> _Exercise aim_
Return every line of the listing below that contains the string "header", treating uppercase and lowercase letters as different.
┄┄┄┄┄┄┄┄┄┄┄┄┄┄┄┄┄┄┄┄
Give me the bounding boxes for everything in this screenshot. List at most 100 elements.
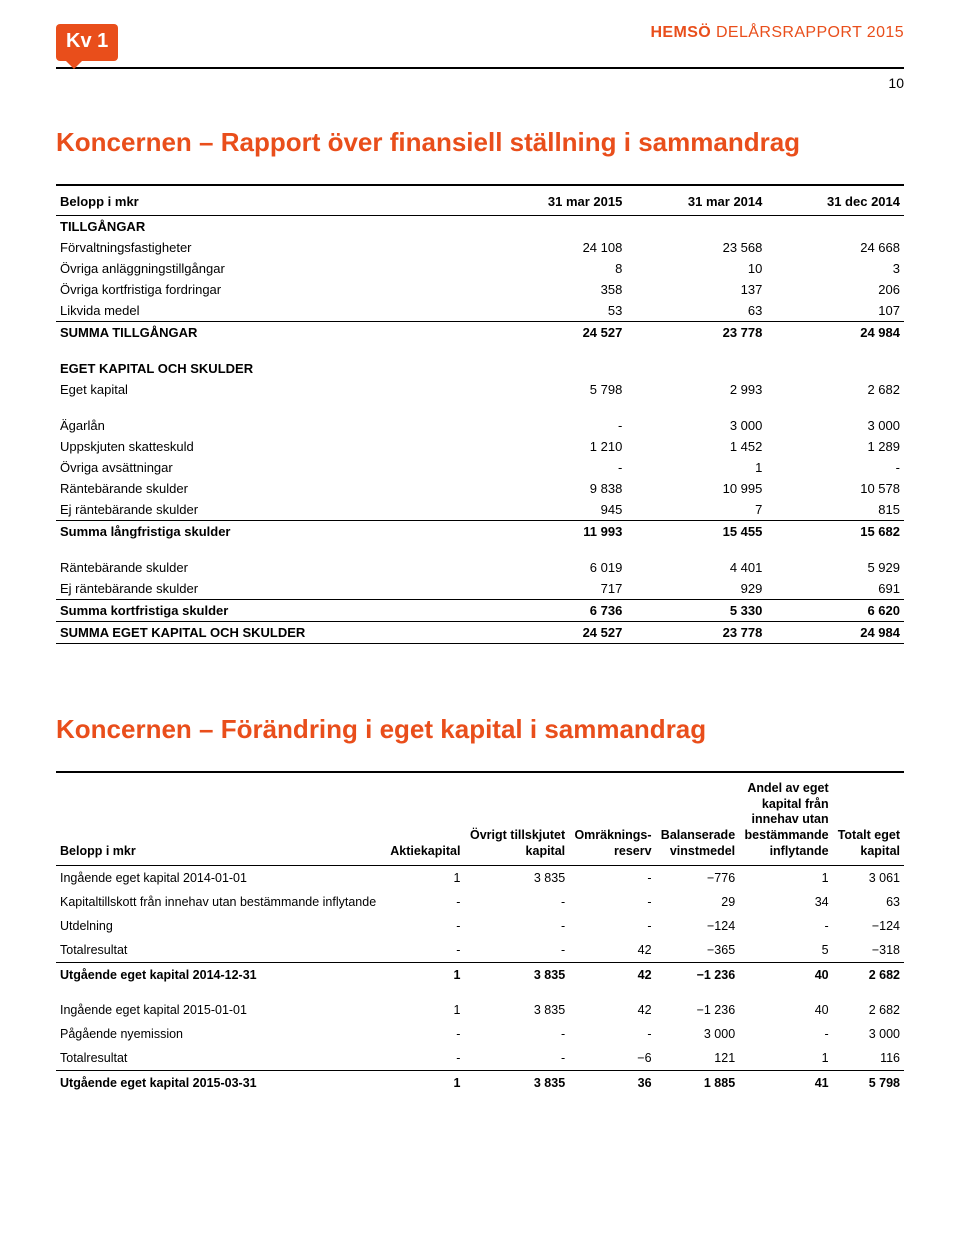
table-cell: - xyxy=(385,1022,464,1046)
table-cell: 24 108 xyxy=(486,237,626,258)
table-cell: 5 929 xyxy=(766,542,904,578)
table-cell: 40 xyxy=(739,963,832,988)
table-cell xyxy=(766,343,904,379)
table-cell: −365 xyxy=(656,938,740,963)
equity-col-2: Övrigt tillskjutetkapital xyxy=(464,772,569,866)
table-cell: 63 xyxy=(626,300,766,322)
table-row: Ej räntebärande skulder9457815 xyxy=(56,499,904,521)
table-cell: 6 736 xyxy=(486,600,626,622)
table-cell: 3 000 xyxy=(656,1022,740,1046)
table-cell: 42 xyxy=(569,963,655,988)
table-row: Likvida medel5363107 xyxy=(56,300,904,322)
table-cell: 42 xyxy=(569,938,655,963)
table-cell: 10 xyxy=(626,258,766,279)
report-title: HEMSÖ DELÅRSRAPPORT 2015 xyxy=(650,24,904,42)
table-cell: - xyxy=(569,866,655,891)
equity-table: Belopp i mkrAktiekapitalÖvrigt tillskjut… xyxy=(56,771,904,1095)
table-row: Kapitaltillskott från innehav utan bestä… xyxy=(56,890,904,914)
table-cell: - xyxy=(569,914,655,938)
table-cell: Utgående eget kapital 2015-03-31 xyxy=(56,1071,385,1096)
table-cell: 2 682 xyxy=(833,963,904,988)
table-cell: 691 xyxy=(766,578,904,600)
table-cell: - xyxy=(486,457,626,478)
table-cell: Ingående eget kapital 2015-01-01 xyxy=(56,987,385,1022)
table-cell: 7 xyxy=(626,499,766,521)
table-cell: 40 xyxy=(739,987,832,1022)
table-cell: Likvida medel xyxy=(56,300,486,322)
table-cell: 358 xyxy=(486,279,626,300)
table-cell: Pågående nyemission xyxy=(56,1022,385,1046)
table-cell: - xyxy=(464,890,569,914)
table-row: SUMMA TILLGÅNGAR24 52723 77824 984 xyxy=(56,322,904,344)
balance-table-header-row: Belopp i mkr31 mar 201531 mar 201431 dec… xyxy=(56,185,904,216)
table-cell: 121 xyxy=(656,1046,740,1071)
table-cell: Totalresultat xyxy=(56,938,385,963)
table-cell: 3 835 xyxy=(464,963,569,988)
table-cell: −6 xyxy=(569,1046,655,1071)
table-cell: 24 527 xyxy=(486,622,626,644)
table-cell: 1 452 xyxy=(626,436,766,457)
table-cell: 107 xyxy=(766,300,904,322)
table-row: EGET KAPITAL OCH SKULDER xyxy=(56,343,904,379)
table-cell: - xyxy=(739,914,832,938)
table-cell: 3 835 xyxy=(464,866,569,891)
table-cell: 5 330 xyxy=(626,600,766,622)
table-cell: 24 984 xyxy=(766,322,904,344)
table-row: Förvaltningsfastigheter24 10823 56824 66… xyxy=(56,237,904,258)
table-cell: Eget kapital xyxy=(56,379,486,400)
table-cell: 815 xyxy=(766,499,904,521)
table-cell: Räntebärande skulder xyxy=(56,478,486,499)
balance-col-1: 31 mar 2015 xyxy=(486,185,626,216)
table-cell: 1 xyxy=(385,866,464,891)
table-cell: 15 455 xyxy=(626,521,766,543)
table-cell: Övriga avsättningar xyxy=(56,457,486,478)
table-cell: 42 xyxy=(569,987,655,1022)
table-cell: 23 778 xyxy=(626,322,766,344)
equity-col-3: Omräknings-reserv xyxy=(569,772,655,866)
table-cell: - xyxy=(464,1022,569,1046)
table-cell: Totalresultat xyxy=(56,1046,385,1071)
table-cell xyxy=(766,216,904,238)
table-cell: 2 682 xyxy=(833,987,904,1022)
table-cell: 15 682 xyxy=(766,521,904,543)
table-row: Ingående eget kapital 2014-01-0113 835-−… xyxy=(56,866,904,891)
report-name: DELÅRSRAPPORT 2015 xyxy=(716,24,904,41)
table-row: Uppskjuten skatteskuld1 2101 4521 289 xyxy=(56,436,904,457)
table-row: Ej räntebärande skulder717929691 xyxy=(56,578,904,600)
table-cell: 116 xyxy=(833,1046,904,1071)
table-row: Totalresultat--42−3655−318 xyxy=(56,938,904,963)
table-cell: - xyxy=(569,890,655,914)
table-cell: - xyxy=(385,890,464,914)
table-cell: 1 xyxy=(385,963,464,988)
table-cell: 4 401 xyxy=(626,542,766,578)
equity-col-5: Andel av egetkapital fråninnehav utanbes… xyxy=(739,772,832,866)
balance-table-body: TILLGÅNGARFörvaltningsfastigheter24 1082… xyxy=(56,216,904,644)
table-cell: Ingående eget kapital 2014-01-01 xyxy=(56,866,385,891)
page-header: Kv 1 HEMSÖ DELÅRSRAPPORT 2015 xyxy=(56,24,904,61)
table-cell: 24 984 xyxy=(766,622,904,644)
table-cell: 24 668 xyxy=(766,237,904,258)
table-row: Summa kortfristiga skulder6 7365 3306 62… xyxy=(56,600,904,622)
table-cell: 1 xyxy=(739,866,832,891)
table-cell: - xyxy=(464,1046,569,1071)
table-cell: Räntebärande skulder xyxy=(56,542,486,578)
table-row: Övriga anläggningstillgångar8103 xyxy=(56,258,904,279)
table-cell xyxy=(626,343,766,379)
table-cell: 1 xyxy=(626,457,766,478)
table-cell: 8 xyxy=(486,258,626,279)
table-cell: 53 xyxy=(486,300,626,322)
balance-col-2: 31 mar 2014 xyxy=(626,185,766,216)
table-cell xyxy=(626,216,766,238)
table-cell: 717 xyxy=(486,578,626,600)
table-cell: - xyxy=(385,938,464,963)
equity-table-header-row: Belopp i mkrAktiekapitalÖvrigt tillskjut… xyxy=(56,772,904,866)
table-cell: - xyxy=(739,1022,832,1046)
table-cell: −318 xyxy=(833,938,904,963)
table-cell: Utdelning xyxy=(56,914,385,938)
brand-name: HEMSÖ xyxy=(650,24,711,41)
table-cell: Ej räntebärande skulder xyxy=(56,578,486,600)
table-cell xyxy=(486,216,626,238)
table-cell: Övriga anläggningstillgångar xyxy=(56,258,486,279)
table-cell: SUMMA TILLGÅNGAR xyxy=(56,322,486,344)
table-row: Övriga avsättningar-1- xyxy=(56,457,904,478)
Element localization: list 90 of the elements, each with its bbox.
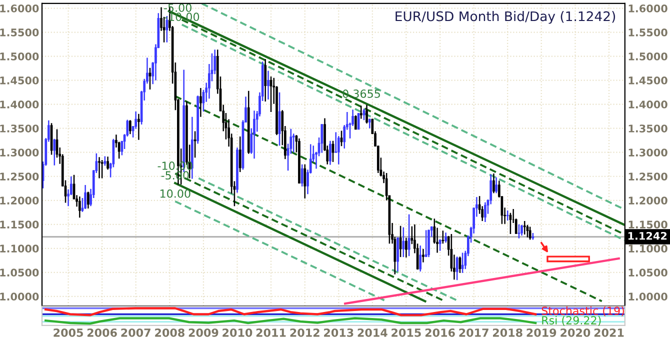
┄┄┄┄┄┄┄┄┄┄┄┄┄┄┄┄┄┄┄┄
> _In response_
balance-table-header-row: Belopp i mkr31 mar 201531 mar 201431 dec… xyxy=(56,185,904,216)
page-header: Kv 1 HEMSÖ DELÅRSRAPPORT 2015 xyxy=(56,24,904,61)
equity-table-header-row: Belopp i mkrAktiekapitalÖvrigt tillskjut… xyxy=(56,772,904,866)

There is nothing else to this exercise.